WRITTEN REQUEST: Repeat the records verbatim and leave the pictures out of your copy.

◇ ◇ ◇ ◇ ◇ ◇ ◇

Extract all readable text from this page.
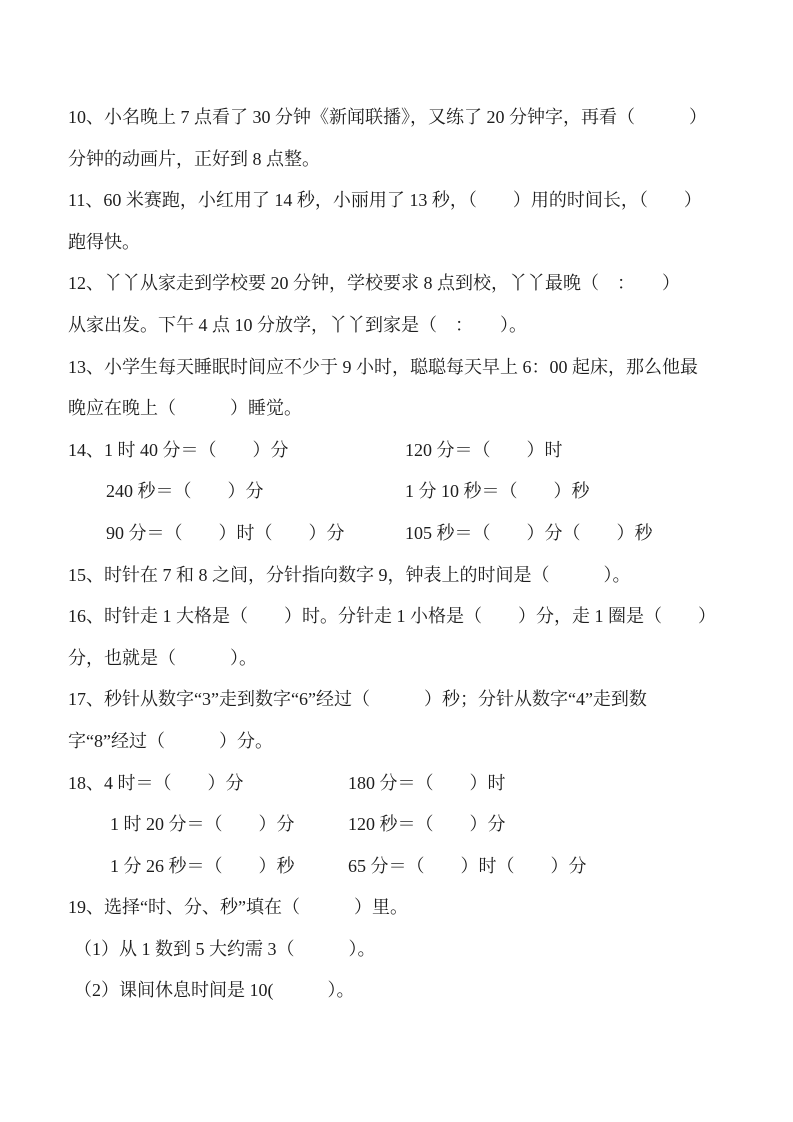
10、小名晚上 7 点看了 30 分钟《新闻联播》，又练了 20 分钟字，再看（　　　）
分钟的动画片，正好到 8 点整。
11、60 米赛跑，小红用了 14 秒，小丽用了 13 秒，（　　）用的时间长，（　　）
跑得快。
12、丫丫从家走到学校要 20 分钟，学校要求 8 点到校，丫丫最晚（　：　　）
从家出发。下午 4 点 10 分放学，丫丫到家是（　：　　）。
13、小学生每天睡眠时间应不少于 9 小时，聪聪每天早上 6：00 起床，那么他最
晚应在晚上（　　　）睡觉。
14、1 时 40 分＝（　　）分	120 分＝（　　）时
240 秒＝（　　）分	1 分 10 秒＝（　　）秒
90 分＝（　　）时（　　）分	105 秒＝（　　）分（　　）秒
15、时针在 7 和 8 之间，分针指向数字 9，钟表上的时间是（　　　）。
16、时针走 1 大格是（　　）时。分针走 1 小格是（　　）分，走 1 圈是（　　）
分，也就是（　　　）。
17、秒针从数字“3”走到数字“6”经过（　　　）秒；分针从数字“4”走到数
字“8”经过（　　　）分。
18、4 时＝（　　）分	180 分＝（　　）时
1 时 20 分＝（　　）分	120 秒＝（　　）分
1 分 26 秒＝（　　）秒	65 分＝（　　）时（　　）分
19、选择“时、分、秒”填在（　　　）里。
（1）从 1 数到 5 大约需 3（　　　）。
（2）课间休息时间是 10(　　　）。
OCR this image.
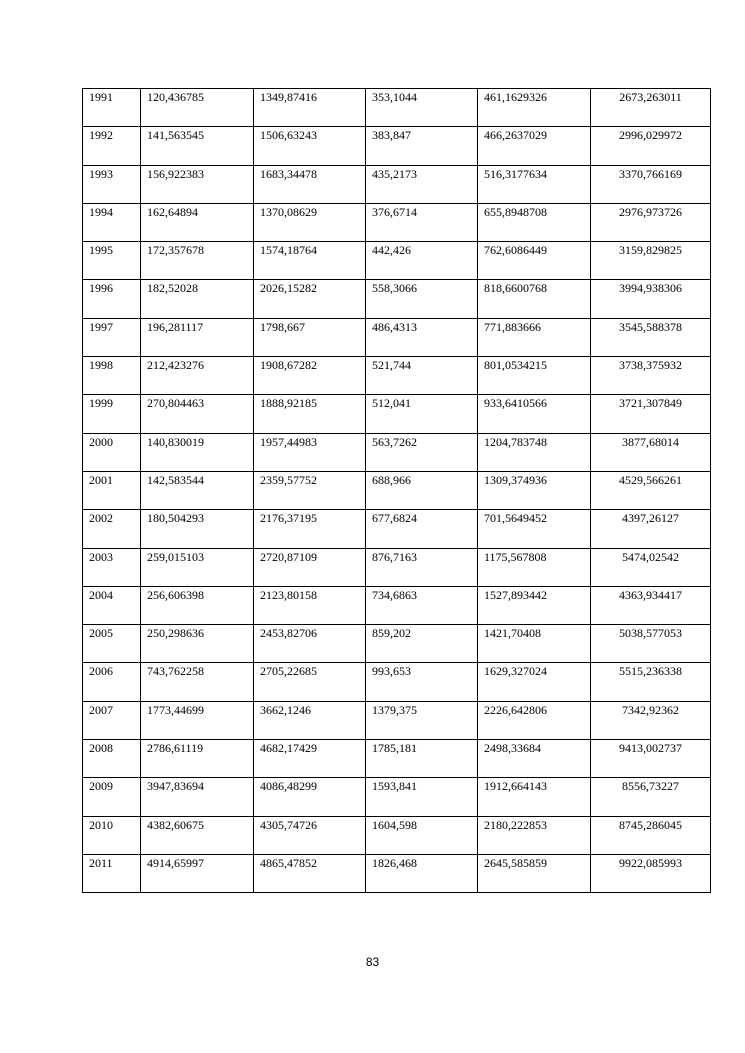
1991	120,436785	1349,87416	353,1044	461,1629326	2673,263011
1992	141,563545	1506,63243	383,847	466,2637029	2996,029972
1993	156,922383	1683,34478	435,2173	516,3177634	3370,766169
1994	162,64894	1370,08629	376,6714	655,8948708	2976,973726
1995	172,357678	1574,18764	442,426	762,6086449	3159,829825
1996	182,52028	2026,15282	558,3066	818,6600768	3994,938306
1997	196,281117	1798,667	486,4313	771,883666	3545,588378
1998	212,423276	1908,67282	521,744	801,0534215	3738,375932
1999	270,804463	1888,92185	512,041	933,6410566	3721,307849
2000	140,830019	1957,44983	563,7262	1204,783748	3877,68014
2001	142,583544	2359,57752	688,966	1309,374936	4529,566261
2002	180,504293	2176,37195	677,6824	701,5649452	4397,26127
2003	259,015103	2720,87109	876,7163	1175,567808	5474,02542
2004	256,606398	2123,80158	734,6863	1527,893442	4363,934417
2005	250,298636	2453,82706	859,202	1421,70408	5038,577053
2006	743,762258	2705,22685	993,653	1629,327024	5515,236338
2007	1773,44699	3662,1246	1379,375	2226,642806	7342,92362
2008	2786,61119	4682,17429	1785,181	2498,33684	9413,002737
2009	3947,83694	4086,48299	1593,841	1912,664143	8556,73227
2010	4382,60675	4305,74726	1604,598	2180,222853	8745,286045
2011	4914,65997	4865,47852	1826,468	2645,585859	9922,085993
83
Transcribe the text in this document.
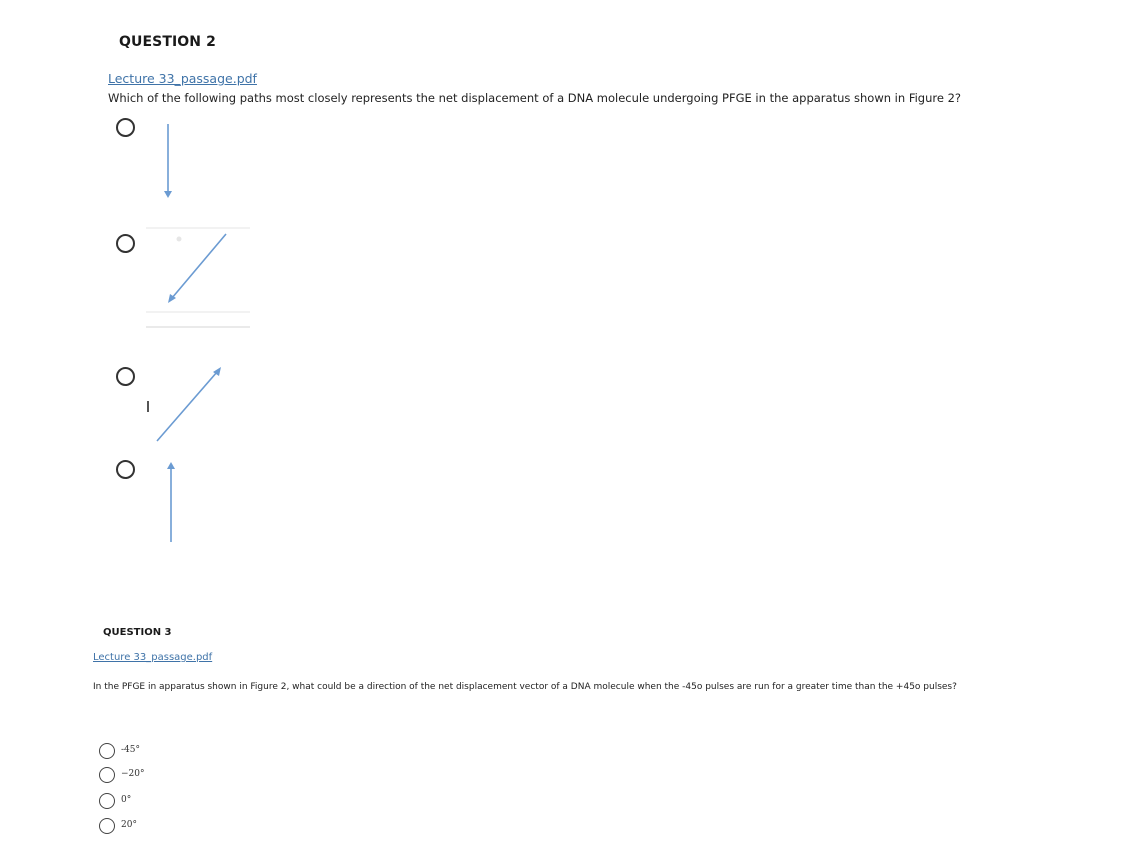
QUESTION 2
Lecture 33_passage.pdf
Which of the following paths most closely represents the net displacement of a DNA molecule undergoing PFGE in the apparatus shown in Figure 2?
QUESTION 3
Lecture 33_passage.pdf
In the PFGE in apparatus shown in Figure 2, what could be a direction of the net displacement vector of a DNA molecule when the -45o pulses are run for a greater time than the +45o pulses?
-45°
−20°
0°
20°
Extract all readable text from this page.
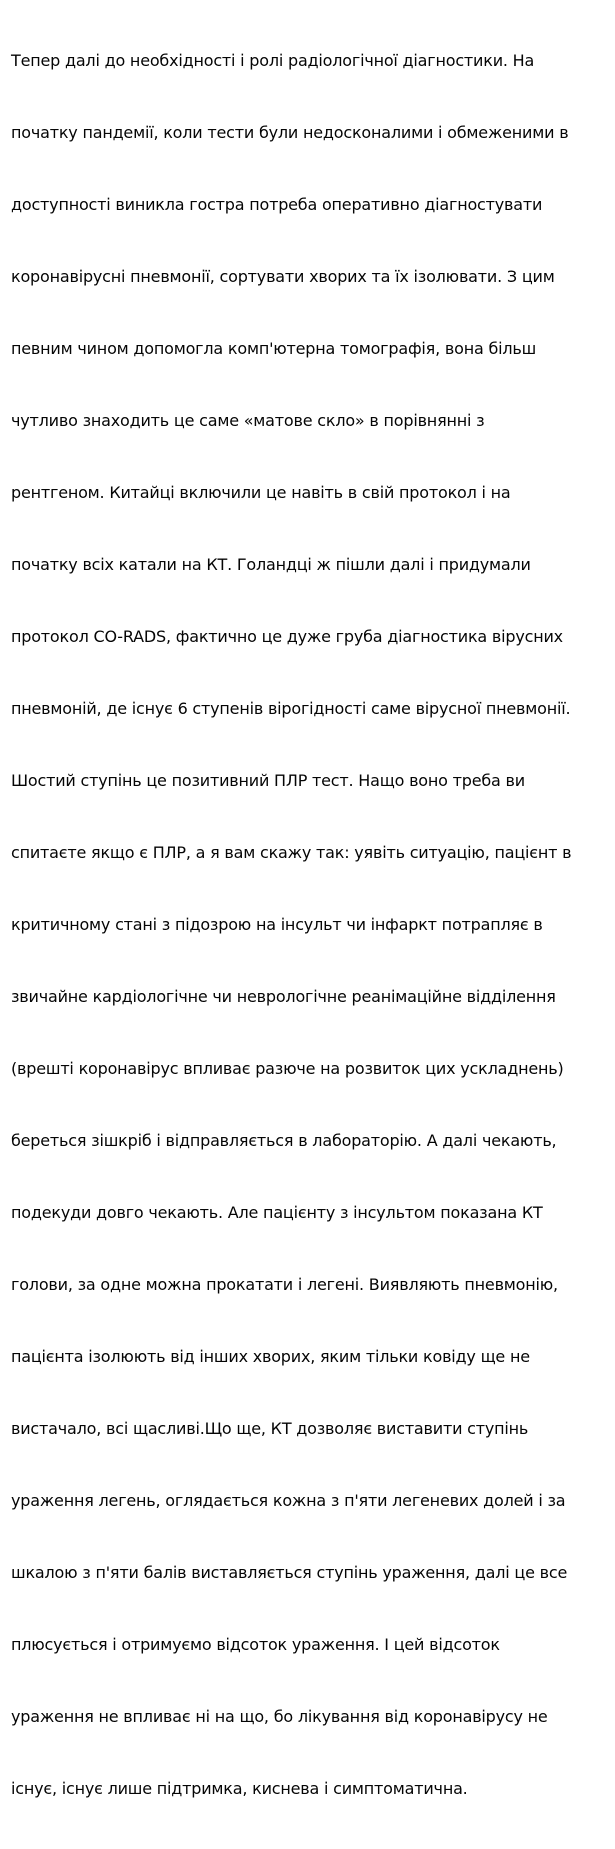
Тепер далі до необхідності і ролі радіологічної діагностики. На

початку пандемії, коли тести були недосконалими і обмеженими в

доступності виникла гостра потреба оперативно діагностувати

коронавірусні пневмонії, сортувати хворих та їх ізолювати. З цим

певним чином допомогла комп'ютерна томографія, вона більш

чутливо знаходить це саме «матове скло» в порівнянні з

рентгеном. Китайці включили це навіть в свій протокол і на

початку всіх катали на КТ. Голандці ж пішли далі і придумали

протокол CO-RADS, фактично це дуже груба діагностика вірусних

пневмоній, де існує 6 ступенів вірогідності саме вірусної пневмонії.

Шостий ступінь це позитивний ПЛР тест. Нащо воно треба ви

спитаєте якщо є ПЛР, а я вам скажу так: уявіть ситуацію, пацієнт в

критичному стані з підозрою на інсульт чи інфаркт потрапляє в

звичайне кардіологічне чи неврологічне реанімаційне відділення

(врешті коронавірус впливає разюче на розвиток цих ускладнень)

береться зішкріб і відправляється в лабораторію. А далі чекають,

подекуди довго чекають. Але пацієнту з інсультом показана КТ

голови, за одне можна прокатати і легені. Виявляють пневмонію,

пацієнта ізолюють від інших хворих, яким тільки ковіду ще не

вистачало, всі щасливі.Що ще, КТ дозволяє виставити ступінь

ураження легень, оглядається кожна з п'яти легеневих долей і за

шкалою з п'яти балів виставляється ступінь ураження, далі це все

плюсується і отримуємо відсоток ураження. І цей відсоток

ураження не впливає ні на що, бо лікування від коронавірусу не

існує, існує лише підтримка, киснева і симптоматична.
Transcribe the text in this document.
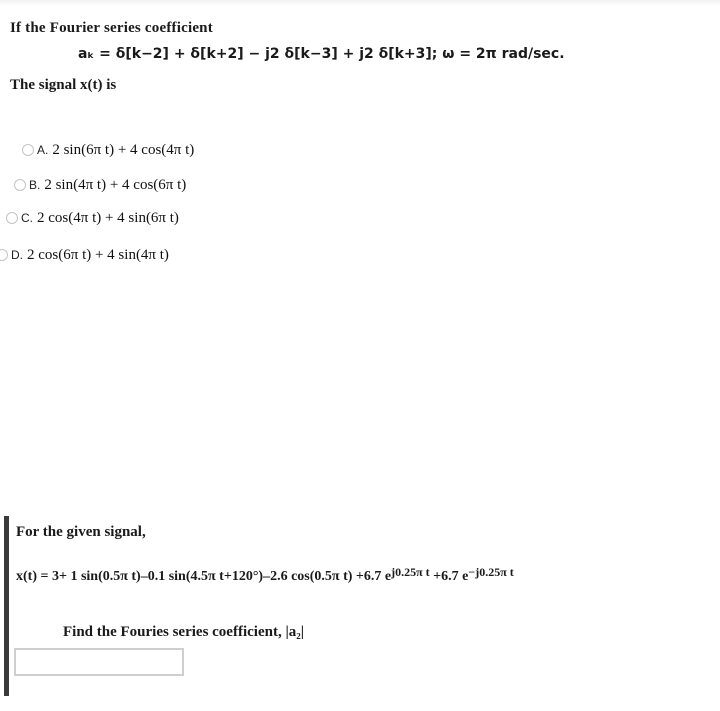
If the Fourier series coefficient
aₖ = δ[k−2] + δ[k+2] − j2 δ[k−3] + j2 δ[k+3]; ω = 2π rad/sec.
The signal x(t) is
A. 2 sin(6π t) + 4 cos(4π t)
B. 2 sin(4π t) + 4 cos(6π t)
C. 2 cos(4π t) + 4 sin(6π t)
D. 2 cos(6π t) + 4 sin(4π t)
For the given signal,
x(t) = 3+ 1 sin(0.5π t)–0.1 sin(4.5π t+120°)–2.6 cos(0.5π t) +6.7 $e^{j0.25\pi t} +6.7$ $e^{-j0.25\pi t}$
Find the Fouries series coefficient, |a₂|
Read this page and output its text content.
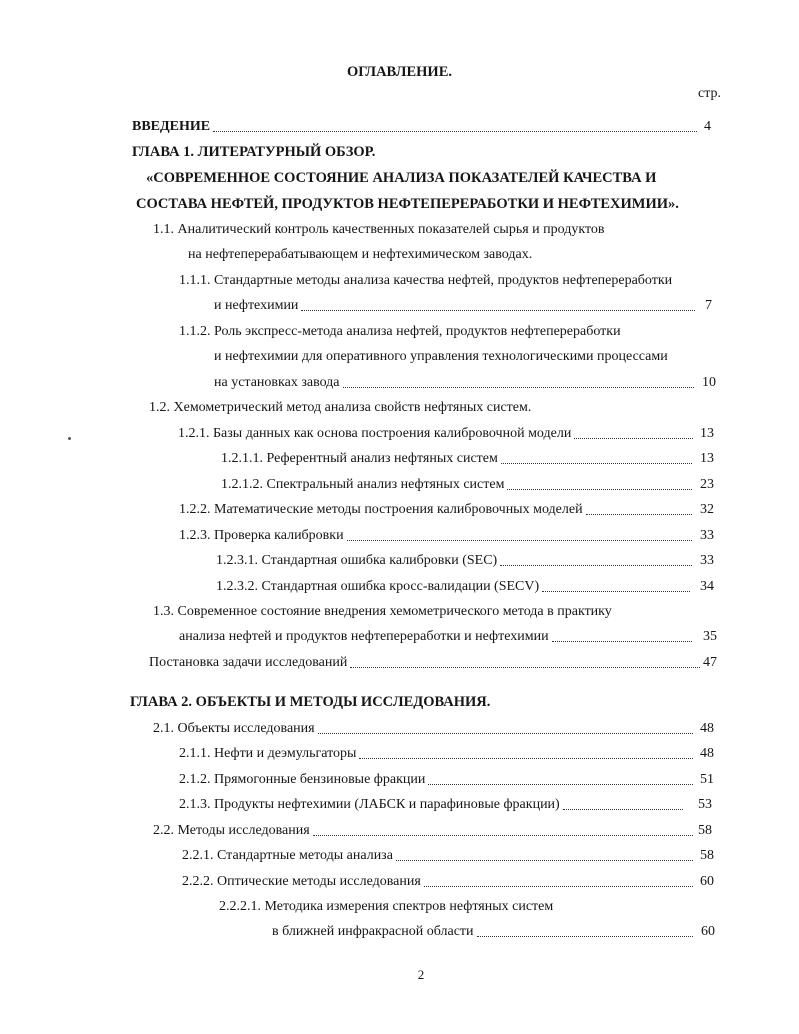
ОГЛАВЛЕНИЕ.
стр.
ВВЕДЕНИЕ	4
ГЛАВА 1. ЛИТЕРАТУРНЫЙ ОБЗОР.
«СОВРЕМЕННОЕ СОСТОЯНИЕ АНАЛИЗА ПОКАЗАТЕЛЕЙ КАЧЕСТВА И
СОСТАВА НЕФТЕЙ, ПРОДУКТОВ НЕФТЕПЕРЕРАБОТКИ И НЕФТЕХИМИИ».
1.1. Аналитический контроль качественных показателей сырья и продуктов
на нефтеперерабатывающем и нефтехимическом заводах.
1.1.1. Стандартные методы анализа качества нефтей, продуктов нефтепереработки
и нефтехимии	7
1.1.2. Роль экспресс-метода анализа нефтей, продуктов нефтепереработки
и нефтехимии для оперативного управления технологическими процессами
на установках завода	10
1.2. Хемометрический метод анализа свойств нефтяных систем.
1.2.1. Базы данных как основа построения калибровочной модели	13
1.2.1.1. Референтный анализ нефтяных систем	13
1.2.1.2. Спектральный анализ нефтяных систем	23
1.2.2. Математические методы построения калибровочных моделей	32
1.2.3. Проверка калибровки	33
1.2.3.1. Стандартная ошибка калибровки (SEC)	33
1.2.3.2. Стандартная ошибка кросс-валидации (SECV)	34
1.3. Современное состояние внедрения хемометрического метода в практику
анализа нефтей и продуктов нефтепереработки и нефтехимии	35
Постановка задачи исследований	47
ГЛАВА 2. ОБЪЕКТЫ И МЕТОДЫ ИССЛЕДОВАНИЯ.
2.1. Объекты исследования	48
2.1.1. Нефти и деэмульгаторы	48
2.1.2. Прямогонные бензиновые фракции	51
2.1.3. Продукты нефтехимии (ЛАБСК и парафиновые фракции)	53
2.2. Методы исследования	58
2.2.1. Стандартные методы анализа	58
2.2.2. Оптические методы исследования	60
2.2.2.1. Методика измерения спектров нефтяных систем
в ближней инфракрасной области	60
2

◇ ◇ ◇ ◇ ◇ ◇ ◇

EXERCISE RESULT:
Extract all readable text from this page.
10、小名晚上 7 点看了 30 分钟《新闻联播》，又练了 20 分钟字，再看（　　　）
分钟的动画片，正好到 8 点整。
11、60 米赛跑，小红用了 14 秒，小丽用了 13 秒，（　　）用的时间长，（　　）
跑得快。
12、丫丫从家走到学校要 20 分钟，学校要求 8 点到校，丫丫最晚（　：　　）
从家出发。下午 4 点 10 分放学，丫丫到家是（　：　　）。
13、小学生每天睡眠时间应不少于 9 小时，聪聪每天早上 6：00 起床，那么他最
晚应在晚上（　　　）睡觉。
14、1 时 40 分＝（　　）分	120 分＝（　　）时
240 秒＝（　　）分	1 分 10 秒＝（　　）秒
90 分＝（　　）时（　　）分	105 秒＝（　　）分（　　）秒
15、时针在 7 和 8 之间，分针指向数字 9，钟表上的时间是（　　　）。
16、时针走 1 大格是（　　）时。分针走 1 小格是（　　）分，走 1 圈是（　　）
分，也就是（　　　）。
17、秒针从数字“3”走到数字“6”经过（　　　）秒；分针从数字“4”走到数
字“8”经过（　　　）分。
18、4 时＝（　　）分	180 分＝（　　）时
1 时 20 分＝（　　）分	120 秒＝（　　）分
1 分 26 秒＝（　　）秒	65 分＝（　　）时（　　）分
19、选择“时、分、秒”填在（　　　）里。
（1）从 1 数到 5 大约需 3（　　　）。
（2）课间休息时间是 10(　　　）。
OCR this image.
1991	120,436785	1349,87416	353,1044	461,1629326	2673,263011
1992	141,563545	1506,63243	383,847	466,2637029	2996,029972
1993	156,922383	1683,34478	435,2173	516,3177634	3370,766169
1994	162,64894	1370,08629	376,6714	655,8948708	2976,973726
1995	172,357678	1574,18764	442,426	762,6086449	3159,829825
1996	182,52028	2026,15282	558,3066	818,6600768	3994,938306
1997	196,281117	1798,667	486,4313	771,883666	3545,588378
1998	212,423276	1908,67282	521,744	801,0534215	3738,375932
1999	270,804463	1888,92185	512,041	933,6410566	3721,307849
2000	140,830019	1957,44983	563,7262	1204,783748	3877,68014
2001	142,583544	2359,57752	688,966	1309,374936	4529,566261
2002	180,504293	2176,37195	677,6824	701,5649452	4397,26127
2003	259,015103	2720,87109	876,7163	1175,567808	5474,02542
2004	256,606398	2123,80158	734,6863	1527,893442	4363,934417
2005	250,298636	2453,82706	859,202	1421,70408	5038,577053
2006	743,762258	2705,22685	993,653	1629,327024	5515,236338
2007	1773,44699	3662,1246	1379,375	2226,642806	7342,92362
2008	2786,61119	4682,17429	1785,181	2498,33684	9413,002737
2009	3947,83694	4086,48299	1593,841	1912,664143	8556,73227
2010	4382,60675	4305,74726	1604,598	2180,222853	8745,286045
2011	4914,65997	4865,47852	1826,468	2645,585859	9922,085993
83
Transcribe the text in this document.
QUESTION 2
Lecture 33_passage.pdf
Which of the following paths most closely represents the net displacement of a DNA molecule undergoing PFGE in the apparatus shown in Figure 2?
QUESTION 3
Lecture 33_passage.pdf
In the PFGE in apparatus shown in Figure 2, what could be a direction of the net displacement vector of a DNA molecule when the -45o pulses are run for a greater time than the +45o pulses?
-45°
−20°
0°
20°
Extract all readable text from this page.
Тепер далі до необхідності і ролі радіологічної діагностики. На

початку пандемії, коли тести були недосконалими і обмеженими в

доступності виникла гостра потреба оперативно діагностувати

коронавірусні пневмонії, сортувати хворих та їх ізолювати. З цим

певним чином допомогла комп'ютерна томографія, вона більш

чутливо знаходить це саме «матове скло» в порівнянні з

рентгеном. Китайці включили це навіть в свій протокол і на

початку всіх катали на КТ. Голандці ж пішли далі і придумали

протокол CO-RADS, фактично це дуже груба діагностика вірусних

пневмоній, де існує 6 ступенів вірогідності саме вірусної пневмонії.

Шостий ступінь це позитивний ПЛР тест. Нащо воно треба ви

спитаєте якщо є ПЛР, а я вам скажу так: уявіть ситуацію, пацієнт в

критичному стані з підозрою на інсульт чи інфаркт потрапляє в

звичайне кардіологічне чи неврологічне реанімаційне відділення

(врешті коронавірус впливає разюче на розвиток цих ускладнень)

береться зішкріб і відправляється в лабораторію. А далі чекають,

подекуди довго чекають. Але пацієнту з інсультом показана КТ

голови, за одне можна прокатати і легені. Виявляють пневмонію,

пацієнта ізолюють від інших хворих, яким тільки ковіду ще не

вистачало, всі щасливі.Що ще, КТ дозволяє виставити ступінь

ураження легень, оглядається кожна з п'яти легеневих долей і за

шкалою з п'яти балів виставляється ступінь ураження, далі це все

плюсується і отримуємо відсоток ураження. І цей відсоток

ураження не впливає ні на що, бо лікування від коронавірусу не

існує, існує лише підтримка, киснева і симптоматична.
Transcribe the text in this document.
If the Fourier series coefficient
aₖ = δ[k−2] + δ[k+2] − j2 δ[k−3] + j2 δ[k+3]; ω = 2π rad/sec.
The signal x(t) is
A. 2 sin(6π t) + 4 cos(4π t)
B. 2 sin(4π t) + 4 cos(6π t)
C. 2 cos(4π t) + 4 sin(6π t)
D. 2 cos(6π t) + 4 sin(4π t)
For the given signal,
x(t) = 3+ 1 sin(0.5π t)–0.1 sin(4.5π t+120°)–2.6 cos(0.5π t) +6.7 $e^{j0.25\pi t} +6.7$ $e^{-j0.25\pi t}$
Find the Fouries series coefficient, |a₂|
Read this page and output its text content.
ОГЛАВЛЕНИЕ.
стр.
ВВЕДЕНИЕ	4
ГЛАВА 1. ЛИТЕРАТУРНЫЙ ОБЗОР.
«СОВРЕМЕННОЕ СОСТОЯНИЕ АНАЛИЗА ПОКАЗАТЕЛЕЙ КАЧЕСТВА И
СОСТАВА НЕФТЕЙ, ПРОДУКТОВ НЕФТЕПЕРЕРАБОТКИ И НЕФТЕХИМИИ».
1.1. Аналитический контроль качественных показателей сырья и продуктов
на нефтеперерабатывающем и нефтехимическом заводах.
1.1.1. Стандартные методы анализа качества нефтей, продуктов нефтепереработки
и нефтехимии	7
1.1.2. Роль экспресс-метода анализа нефтей, продуктов нефтепереработки
и нефтехимии для оперативного управления технологическими процессами
на установках завода	10
1.2. Хемометрический метод анализа свойств нефтяных систем.
1.2.1. Базы данных как основа построения калибровочной модели	13
1.2.1.1. Референтный анализ нефтяных систем	13
1.2.1.2. Спектральный анализ нефтяных систем	23
1.2.2. Математические методы построения калибровочных моделей	32
1.2.3. Проверка калибровки	33
1.2.3.1. Стандартная ошибка калибровки (SEC)	33
1.2.3.2. Стандартная ошибка кросс-валидации (SECV)	34
1.3. Современное состояние внедрения хемометрического метода в практику
анализа нефтей и продуктов нефтепереработки и нефтехимии	35
Постановка задачи исследований	47
ГЛАВА 2. ОБЪЕКТЫ И МЕТОДЫ ИССЛЕДОВАНИЯ.
2.1. Объекты исследования	48
2.1.1. Нефти и деэмульгаторы	48
2.1.2. Прямогонные бензиновые фракции	51
2.1.3. Продукты нефтехимии (ЛАБСК и парафиновые фракции)	53
2.2. Методы исследования	58
2.2.1. Стандартные методы анализа	58
2.2.2. Оптические методы исследования	60
2.2.2.1. Методика измерения спектров нефтяных систем
в ближней инфракрасной области	60
2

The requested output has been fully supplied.